++++ RECORDS SUPPLIED ++++

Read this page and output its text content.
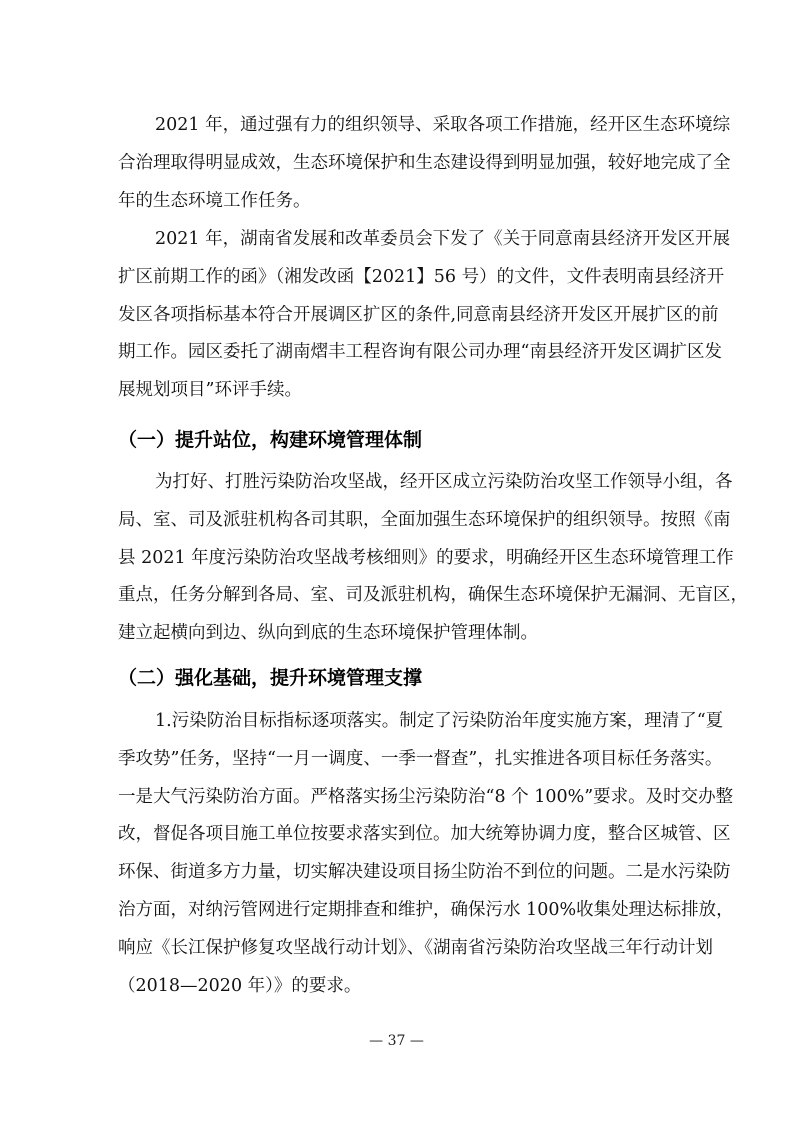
2021 年，通过强有力的组织领导、采取各项工作措施，经开区生态环境综

合治理取得明显成效，生态环境保护和生态建设得到明显加强，较好地完成了全

年的生态环境工作任务。

2021 年，湖南省发展和改革委员会下发了《关于同意南县经济开发区开展

扩区前期工作的函》（湘发改函【2021】56 号）的文件，文件表明南县经济开

发区各项指标基本符合开展调区扩区的条件,同意南县经济开发区开展扩区的前

期工作。园区委托了湖南熠丰工程咨询有限公司办理“南县经济开发区调扩区发

展规划项目”环评手续。

（一）提升站位，构建环境管理体制

为打好、打胜污染防治攻坚战，经开区成立污染防治攻坚工作领导小组，各

局、室、司及派驻机构各司其职，全面加强生态环境保护的组织领导。按照《南

县 2021 年度污染防治攻坚战考核细则》的要求，明确经开区生态环境管理工作

重点，任务分解到各局、室、司及派驻机构，确保生态环境保护无漏洞、无盲区，

建立起横向到边、纵向到底的生态环境保护管理体制。

（二）强化基础，提升环境管理支撑

1.污染防治目标指标逐项落实。制定了污染防治年度实施方案，理清了“夏

季攻势”任务，坚持“一月一调度、一季一督查”，扎实推进各项目标任务落实。

一是大气污染防治方面。严格落实扬尘污染防治“8 个 100%”要求。及时交办整

改，督促各项目施工单位按要求落实到位。加大统筹协调力度，整合区城管、区

环保、街道多方力量，切实解决建设项目扬尘防治不到位的问题。二是水污染防

治方面，对纳污管网进行定期排查和维护，确保污水 100%收集处理达标排放，

响应《长江保护修复攻坚战行动计划》、《湖南省污染防治攻坚战三年行动计划

（2018—2020 年）》的要求。

— 37 —
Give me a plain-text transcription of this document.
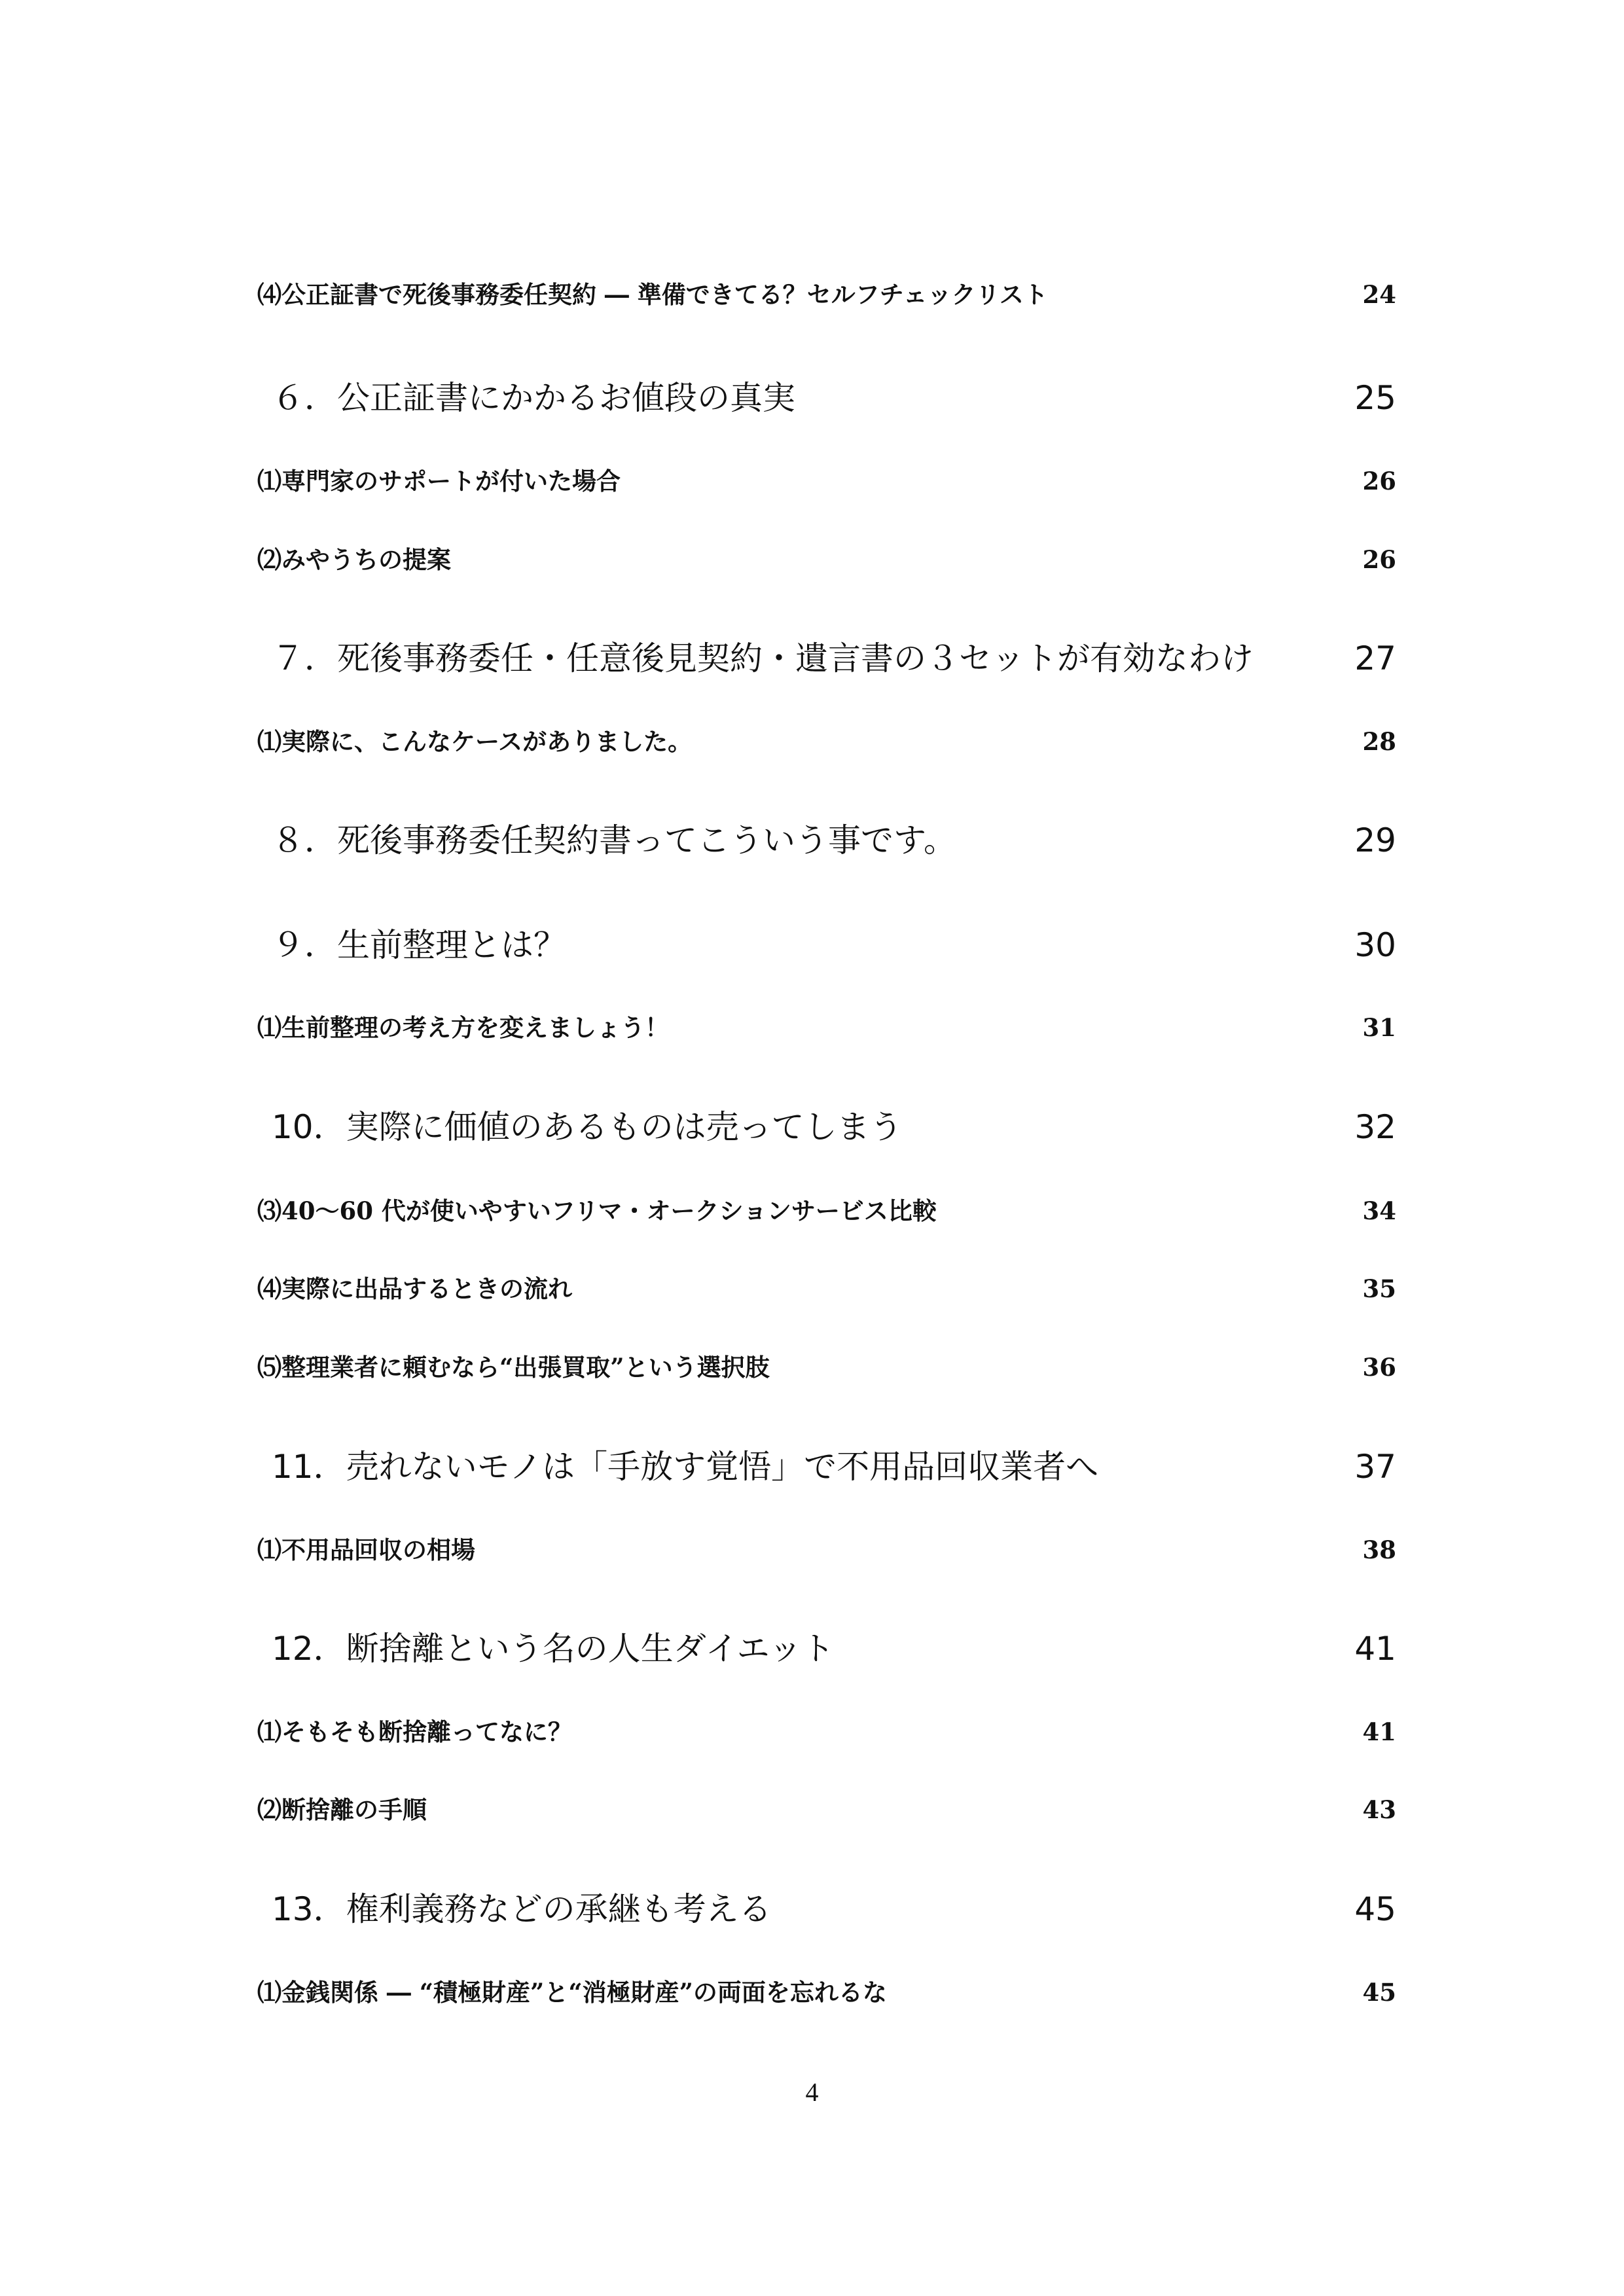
⑷公正証書で死後事務委任契約 ― 準備できてる？セルフチェックリスト	24
６．公正証書にかかるお値段の真実	25
⑴専門家のサポートが付いた場合	26
⑵みやうちの提案	26
７．死後事務委任・任意後見契約・遺言書の３セットが有効なわけ	27
⑴実際に、こんなケースがありました。	28
８．死後事務委任契約書ってこういう事です。	29
９．生前整理とは？	30
⑴生前整理の考え方を変えましょう！	31
10．実際に価値のあるものは売ってしまう	32
⑶40〜60 代が使いやすいフリマ・オークションサービス比較	34
⑷実際に出品するときの流れ	35
⑸整理業者に頼むなら“出張買取”という選択肢	36
11．売れないモノは「手放す覚悟」で不用品回収業者へ	37
⑴不用品回収の相場	38
12．断捨離という名の人生ダイエット	41
⑴そもそも断捨離ってなに？	41
⑵断捨離の手順	43
13．権利義務などの承継も考える	45
⑴金銭関係 ― “積極財産”と“消極財産”の両面を忘れるな	45
4
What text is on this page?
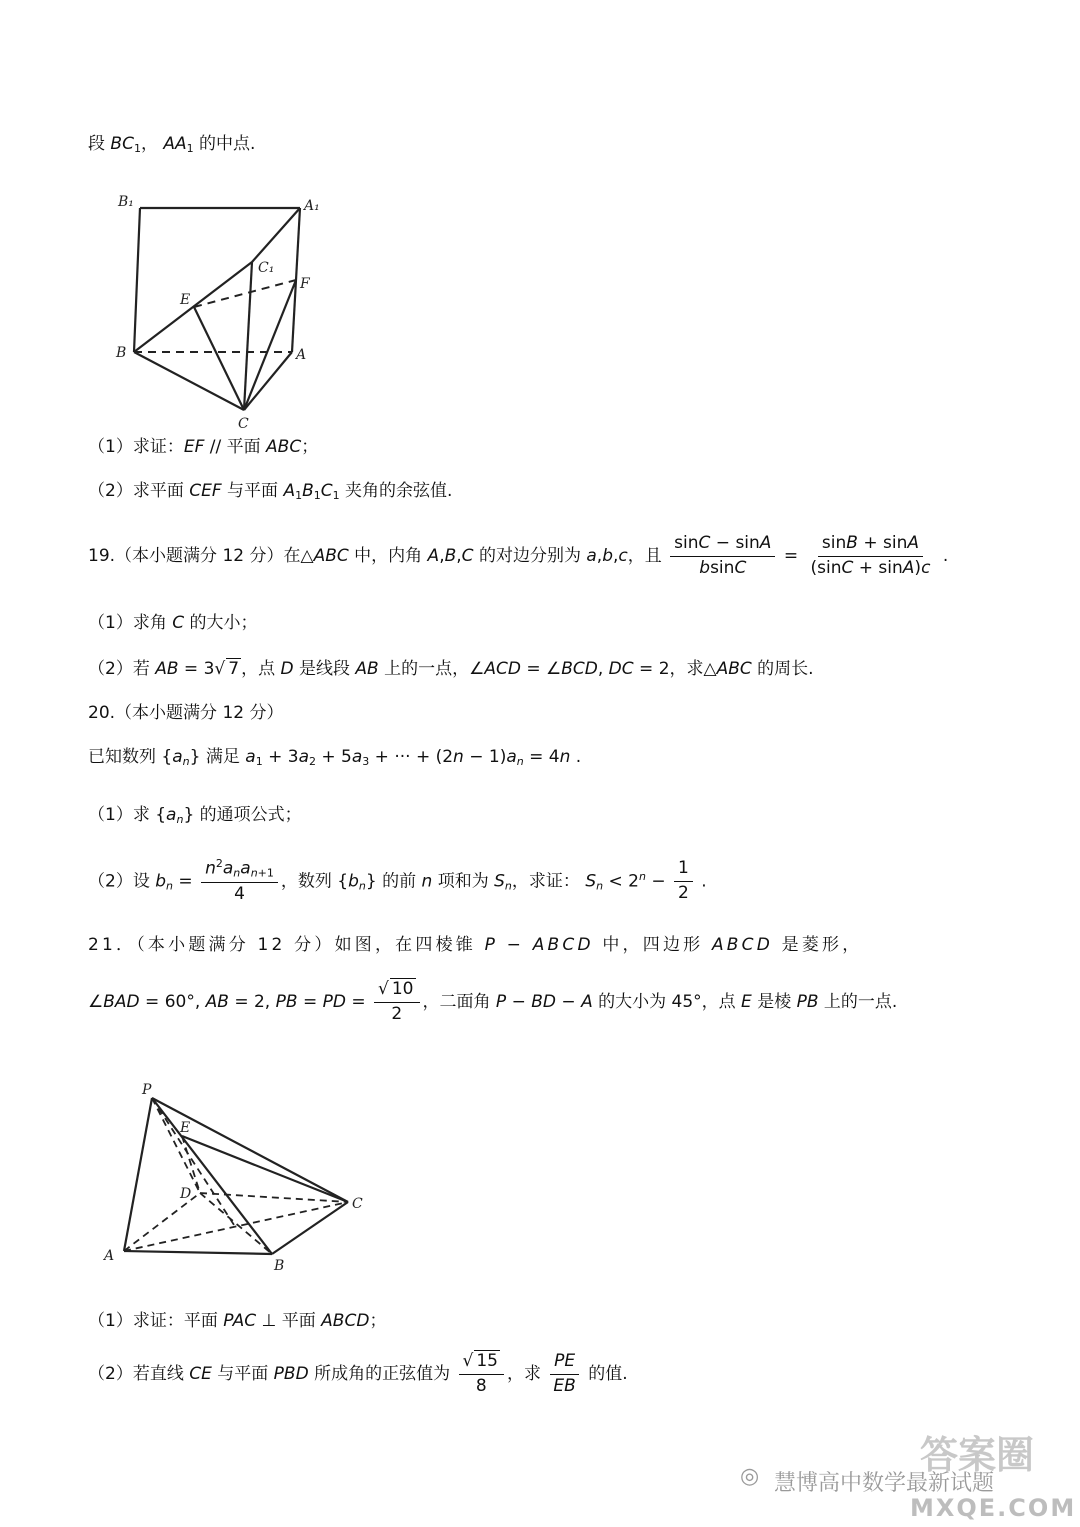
段 $BC_1$， $AA_1$ 的中点.
B₁	A₁
C₁
E
F
B	A
C
（1）求证：EF // 平面 ABC；
（2）求平面 CEF 与平面 $A_1B_1C_1$ 夹角的余弦值.
19.（本小题满分 12 分）在△ABC 中，内角 A,B,C 的对边分别为 a,b,c，且 $\frac{\sin C - \sin A}{bsinC} = \frac{\sin B + \sin A}{(\sin C + \sin A)c}$ .
（1）求角 C 的大小；
（2）若 AB = 3√ 7 ，点 D 是线段 AB 上的一点，∠ACD = ∠BCD, DC = 2，求△ABC 的周长.
20.（本小题满分 12 分）
已知数列 $\{a_n\}$ 满足 $a_1 + 3a_2 + 5a_3$ + ··· + $(2n - 1)a_n = 4n$ .
（1）求 $\{a_n\}$ 的通项公式；
（2）设 $b_n = \frac{n^2a_na_{n+1}}{4}$ ，数列 $\{b_n\}$ 的前 n 项和为 $S_n$，求证： $S_n < 2^n - \frac{1}{2}$ .
21．（本小题满分 12 分）如图，在四棱锥 P − ABCD 中，四边形 ABCD 是菱形，
∠BAD = 60°, AB = 2, PB = PD = $\frac{√ 10}{2}$ ，二面角 P − BD − A 的大小为 45°，点 E 是棱 PB 上的一点.
P
E
D
C
A
B
（1）求证：平面 PAC ⊥ 平面 ABCD；
（2）若直线 CE 与平面 PBD 所成角的正弦值为 $\frac{√ 15}{8}$ ，求 $\frac{PE}{EB}$ 的值.
◎ 慧博高中数学最新试题
答案圈
MXQE.COM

++++

WRITTEN INSTRUCTION. Give back the entries verbatim. Do not include any picture.

SOLUTION BELOW.
Read this page and output its text content.
2021 年，通过强有力的组织领导、采取各项工作措施，经开区生态环境综

合治理取得明显成效，生态环境保护和生态建设得到明显加强，较好地完成了全

年的生态环境工作任务。

2021 年，湖南省发展和改革委员会下发了《关于同意南县经济开发区开展

扩区前期工作的函》（湘发改函【2021】56 号）的文件，文件表明南县经济开

发区各项指标基本符合开展调区扩区的条件,同意南县经济开发区开展扩区的前

期工作。园区委托了湖南熠丰工程咨询有限公司办理“南县经济开发区调扩区发

展规划项目”环评手续。

（一）提升站位，构建环境管理体制

为打好、打胜污染防治攻坚战，经开区成立污染防治攻坚工作领导小组，各

局、室、司及派驻机构各司其职，全面加强生态环境保护的组织领导。按照《南

县 2021 年度污染防治攻坚战考核细则》的要求，明确经开区生态环境管理工作

重点，任务分解到各局、室、司及派驻机构，确保生态环境保护无漏洞、无盲区，

建立起横向到边、纵向到底的生态环境保护管理体制。

（二）强化基础，提升环境管理支撑

1.污染防治目标指标逐项落实。制定了污染防治年度实施方案，理清了“夏

季攻势”任务，坚持“一月一调度、一季一督查”，扎实推进各项目标任务落实。

一是大气污染防治方面。严格落实扬尘污染防治“8 个 100%”要求。及时交办整

改，督促各项目施工单位按要求落实到位。加大统筹协调力度，整合区城管、区

环保、街道多方力量，切实解决建设项目扬尘防治不到位的问题。二是水污染防

治方面，对纳污管网进行定期排查和维护，确保污水 100%收集处理达标排放，

响应《长江保护修复攻坚战行动计划》、《湖南省污染防治攻坚战三年行动计划

（2018—2020 年）》的要求。

— 37 —
Give me a plain-text transcription of this document.
⑷公正証書で死後事務委任契約 ― 準備できてる？セルフチェックリスト	24
６．公正証書にかかるお値段の真実	25
⑴専門家のサポートが付いた場合	26
⑵みやうちの提案	26
７．死後事務委任・任意後見契約・遺言書の３セットが有効なわけ	27
⑴実際に、こんなケースがありました。	28
８．死後事務委任契約書ってこういう事です。	29
９．生前整理とは？	30
⑴生前整理の考え方を変えましょう！	31
10．実際に価値のあるものは売ってしまう	32
⑶40〜60 代が使いやすいフリマ・オークションサービス比較	34
⑷実際に出品するときの流れ	35
⑸整理業者に頼むなら“出張買取”という選択肢	36
11．売れないモノは「手放す覚悟」で不用品回収業者へ	37
⑴不用品回収の相場	38
12．断捨離という名の人生ダイエット	41
⑴そもそも断捨離ってなに？	41
⑵断捨離の手順	43
13．権利義務などの承継も考える	45
⑴金銭関係 ― “積極財産”と“消極財産”の両面を忘れるな	45
4
What text is on this page?
段 $BC_1$， $AA_1$ 的中点.
B₁	A₁
C₁
E
F
B	A
C
（1）求证：EF // 平面 ABC；
（2）求平面 CEF 与平面 $A_1B_1C_1$ 夹角的余弦值.
19.（本小题满分 12 分）在△ABC 中，内角 A,B,C 的对边分别为 a,b,c，且 $\frac{\sin C - \sin A}{bsinC} = \frac{\sin B + \sin A}{(\sin C + \sin A)c}$ .
（1）求角 C 的大小；
（2）若 AB = 3√ 7 ，点 D 是线段 AB 上的一点，∠ACD = ∠BCD, DC = 2，求△ABC 的周长.
20.（本小题满分 12 分）
已知数列 $\{a_n\}$ 满足 $a_1 + 3a_2 + 5a_3$ + ··· + $(2n - 1)a_n = 4n$ .
（1）求 $\{a_n\}$ 的通项公式；
（2）设 $b_n = \frac{n^2a_na_{n+1}}{4}$ ，数列 $\{b_n\}$ 的前 n 项和为 $S_n$，求证： $S_n < 2^n - \frac{1}{2}$ .
21．（本小题满分 12 分）如图，在四棱锥 P − ABCD 中，四边形 ABCD 是菱形，
∠BAD = 60°, AB = 2, PB = PD = $\frac{√ 10}{2}$ ，二面角 P − BD − A 的大小为 45°，点 E 是棱 PB 上的一点.
P
E
D
C
A
B
（1）求证：平面 PAC ⊥ 平面 ABCD；
（2）若直线 CE 与平面 PBD 所成角的正弦值为 $\frac{√ 15}{8}$ ，求 $\frac{PE}{EB}$ 的值.
◎ 慧博高中数学最新试题
答案圈
MXQE.COM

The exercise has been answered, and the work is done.